(DATA TO PROCESS):
_ _ _ _
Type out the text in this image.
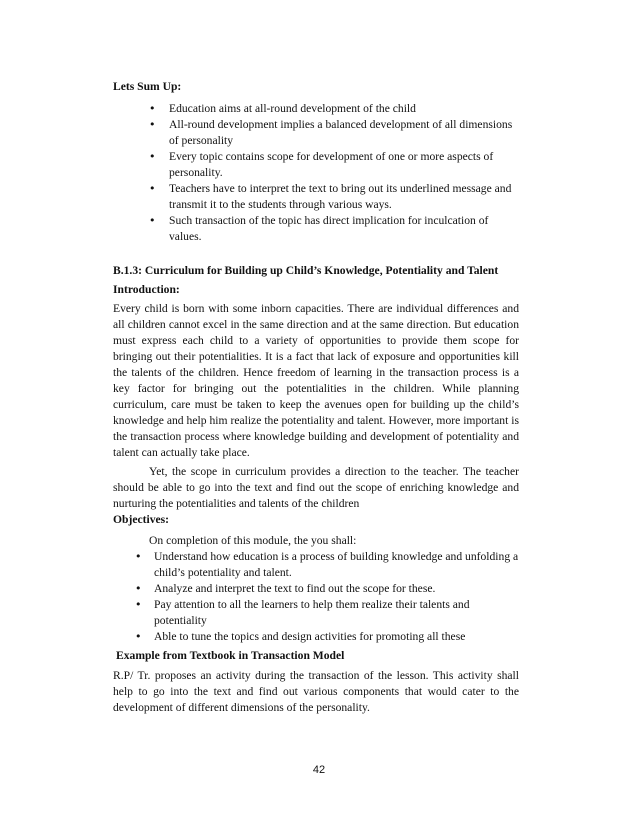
Lets Sum Up:

• Education aims at all-round development of the child
• All-round development implies a balanced development of all dimensions of personality
• Every topic contains scope for development of one or more aspects of personality.
• Teachers have to interpret the text to bring out its underlined message and transmit it to the students through various ways.
• Such transaction of the topic has direct implication for inculcation of values.

B.1.3: Curriculum for Building up Child’s Knowledge, Potentiality and Talent

Introduction:

Every child is born with some inborn capacities. There are individual differences and all children cannot excel in the same direction and at the same direction. But education must express each child to a variety of opportunities to provide them scope for bringing out their potentialities. It is a fact that lack of exposure and opportunities kill the talents of the children. Hence freedom of learning in the transaction process is a key factor for bringing out the potentialities in the children. While planning curriculum, care must be taken to keep the avenues open for building up the child’s knowledge and help him realize the potentiality and talent. However, more important is the transaction process where knowledge building and development of potentiality and talent can actually take place.

Yet, the scope in curriculum provides a direction to the teacher. The teacher should be able to go into the text and find out the scope of enriching knowledge and nurturing the potentialities and talents of the children

Objectives:

On completion of this module, the you shall:

• Understand how education is a process of building knowledge and unfolding a child’s potentiality and talent.
• Analyze and interpret the text to find out the scope for these.
• Pay attention to all the learners to help them realize their talents and potentiality
• Able to tune the topics and design activities for promoting all these

Example from Textbook in Transaction Model

R.P/ Tr. proposes an activity during the transaction of the lesson. This activity shall help to go into the text and find out various components that would cater to the development of different dimensions of the personality.

42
_ _ _ _
(WHAT YOU HAVE TO DO): Check each line of the entries above, and show every one holding the word "interpret".

(ANSWER TO THE TASK):
• Teachers have to interpret the text to bring out its underlined message and transmit it to the students through various ways.
• Analyze and interpret the text to find out the scope for these.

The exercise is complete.